Dataset listings of figures:

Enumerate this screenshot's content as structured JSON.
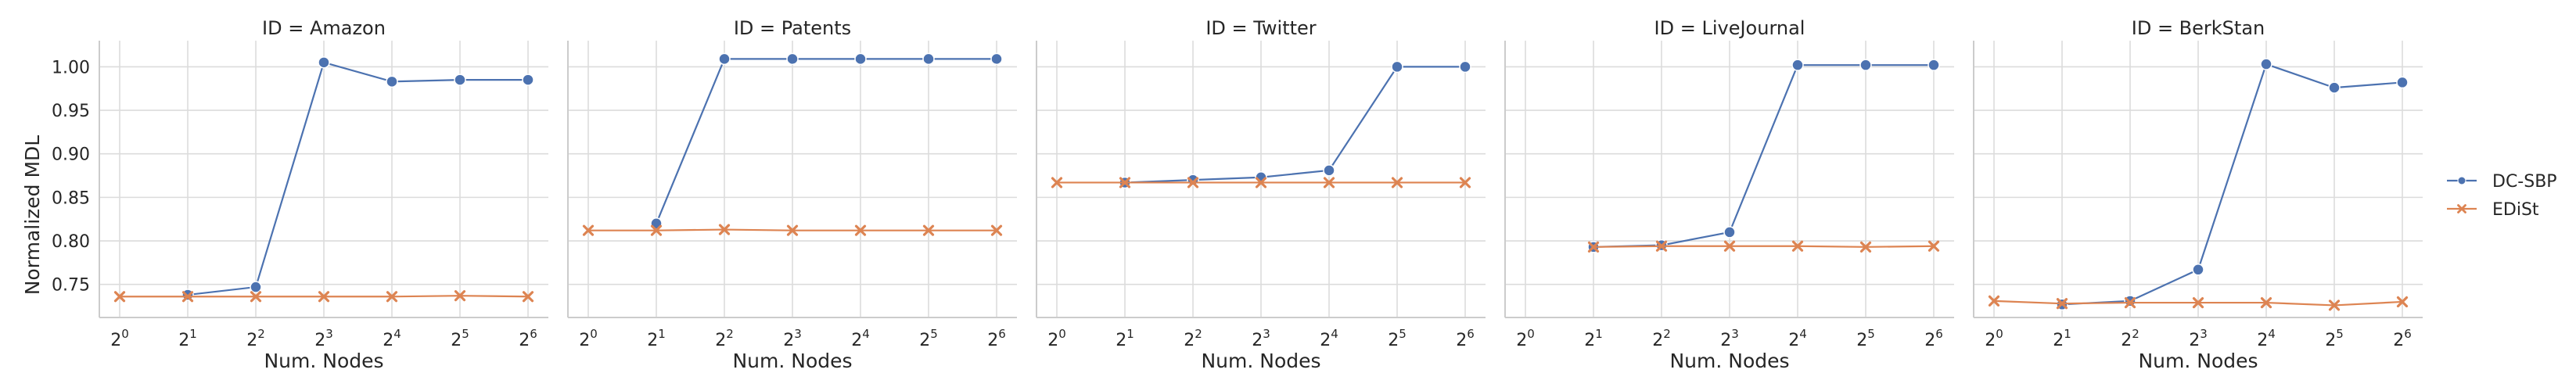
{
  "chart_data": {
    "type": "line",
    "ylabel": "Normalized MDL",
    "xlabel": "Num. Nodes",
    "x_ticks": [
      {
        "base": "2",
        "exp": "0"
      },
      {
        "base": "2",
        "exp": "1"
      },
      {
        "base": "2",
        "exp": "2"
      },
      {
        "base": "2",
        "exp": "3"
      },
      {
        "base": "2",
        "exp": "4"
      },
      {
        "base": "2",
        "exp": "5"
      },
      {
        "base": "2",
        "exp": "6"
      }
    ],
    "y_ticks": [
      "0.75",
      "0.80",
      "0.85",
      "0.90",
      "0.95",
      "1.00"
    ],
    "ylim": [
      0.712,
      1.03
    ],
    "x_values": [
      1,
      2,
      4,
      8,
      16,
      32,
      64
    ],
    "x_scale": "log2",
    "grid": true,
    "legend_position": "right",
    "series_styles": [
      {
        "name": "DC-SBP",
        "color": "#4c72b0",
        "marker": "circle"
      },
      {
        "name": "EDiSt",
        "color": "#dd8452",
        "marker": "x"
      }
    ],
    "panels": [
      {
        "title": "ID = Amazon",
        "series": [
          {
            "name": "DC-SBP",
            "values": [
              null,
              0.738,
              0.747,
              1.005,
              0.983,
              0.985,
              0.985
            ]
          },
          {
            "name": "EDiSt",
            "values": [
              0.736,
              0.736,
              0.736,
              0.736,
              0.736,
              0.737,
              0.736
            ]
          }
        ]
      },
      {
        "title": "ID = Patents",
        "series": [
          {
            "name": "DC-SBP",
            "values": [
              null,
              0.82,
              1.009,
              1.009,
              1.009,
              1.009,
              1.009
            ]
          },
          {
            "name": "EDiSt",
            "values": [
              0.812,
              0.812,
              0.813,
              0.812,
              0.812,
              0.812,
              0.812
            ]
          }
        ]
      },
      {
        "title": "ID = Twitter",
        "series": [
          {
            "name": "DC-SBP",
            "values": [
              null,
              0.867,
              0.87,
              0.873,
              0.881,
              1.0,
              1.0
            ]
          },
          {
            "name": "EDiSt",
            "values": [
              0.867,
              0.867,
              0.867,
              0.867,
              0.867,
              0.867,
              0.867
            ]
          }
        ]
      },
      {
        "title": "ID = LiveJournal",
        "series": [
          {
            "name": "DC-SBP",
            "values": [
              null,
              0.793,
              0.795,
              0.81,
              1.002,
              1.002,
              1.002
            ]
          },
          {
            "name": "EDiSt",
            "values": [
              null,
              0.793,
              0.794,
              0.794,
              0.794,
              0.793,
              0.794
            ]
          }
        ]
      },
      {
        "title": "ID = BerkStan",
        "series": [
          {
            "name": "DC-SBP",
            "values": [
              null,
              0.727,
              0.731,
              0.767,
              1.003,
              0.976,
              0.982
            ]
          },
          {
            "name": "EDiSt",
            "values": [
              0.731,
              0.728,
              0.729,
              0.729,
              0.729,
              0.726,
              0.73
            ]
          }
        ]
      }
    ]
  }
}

# [SET PROBLEM]
Write the entries above out again exactly, but not the pictures.

# [ANSWER FOR THE TASK]
Enumerate this screenshot's content as structured JSON.
{
  "chart_data": {
    "type": "line",
    "ylabel": "Normalized MDL",
    "xlabel": "Num. Nodes",
    "x_ticks": [
      {
        "base": "2",
        "exp": "0"
      },
      {
        "base": "2",
        "exp": "1"
      },
      {
        "base": "2",
        "exp": "2"
      },
      {
        "base": "2",
        "exp": "3"
      },
      {
        "base": "2",
        "exp": "4"
      },
      {
        "base": "2",
        "exp": "5"
      },
      {
        "base": "2",
        "exp": "6"
      }
    ],
    "y_ticks": [
      "0.75",
      "0.80",
      "0.85",
      "0.90",
      "0.95",
      "1.00"
    ],
    "ylim": [
      0.712,
      1.03
    ],
    "x_values": [
      1,
      2,
      4,
      8,
      16,
      32,
      64
    ],
    "x_scale": "log2",
    "grid": true,
    "legend_position": "right",
    "series_styles": [
      {
        "name": "DC-SBP",
        "color": "#4c72b0",
        "marker": "circle"
      },
      {
        "name": "EDiSt",
        "color": "#dd8452",
        "marker": "x"
      }
    ],
    "panels": [
      {
        "title": "ID = Amazon",
        "series": [
          {
            "name": "DC-SBP",
            "values": [
              null,
              0.738,
              0.747,
              1.005,
              0.983,
              0.985,
              0.985
            ]
          },
          {
            "name": "EDiSt",
            "values": [
              0.736,
              0.736,
              0.736,
              0.736,
              0.736,
              0.737,
              0.736
            ]
          }
        ]
      },
      {
        "title": "ID = Patents",
        "series": [
          {
            "name": "DC-SBP",
            "values": [
              null,
              0.82,
              1.009,
              1.009,
              1.009,
              1.009,
              1.009
            ]
          },
          {
            "name": "EDiSt",
            "values": [
              0.812,
              0.812,
              0.813,
              0.812,
              0.812,
              0.812,
              0.812
            ]
          }
        ]
      },
      {
        "title": "ID = Twitter",
        "series": [
          {
            "name": "DC-SBP",
            "values": [
              null,
              0.867,
              0.87,
              0.873,
              0.881,
              1.0,
              1.0
            ]
          },
          {
            "name": "EDiSt",
            "values": [
              0.867,
              0.867,
              0.867,
              0.867,
              0.867,
              0.867,
              0.867
            ]
          }
        ]
      },
      {
        "title": "ID = LiveJournal",
        "series": [
          {
            "name": "DC-SBP",
            "values": [
              null,
              0.793,
              0.795,
              0.81,
              1.002,
              1.002,
              1.002
            ]
          },
          {
            "name": "EDiSt",
            "values": [
              null,
              0.793,
              0.794,
              0.794,
              0.794,
              0.793,
              0.794
            ]
          }
        ]
      },
      {
        "title": "ID = BerkStan",
        "series": [
          {
            "name": "DC-SBP",
            "values": [
              null,
              0.727,
              0.731,
              0.767,
              1.003,
              0.976,
              0.982
            ]
          },
          {
            "name": "EDiSt",
            "values": [
              0.731,
              0.728,
              0.729,
              0.729,
              0.729,
              0.726,
              0.73
            ]
          }
        ]
      }
    ]
  }
}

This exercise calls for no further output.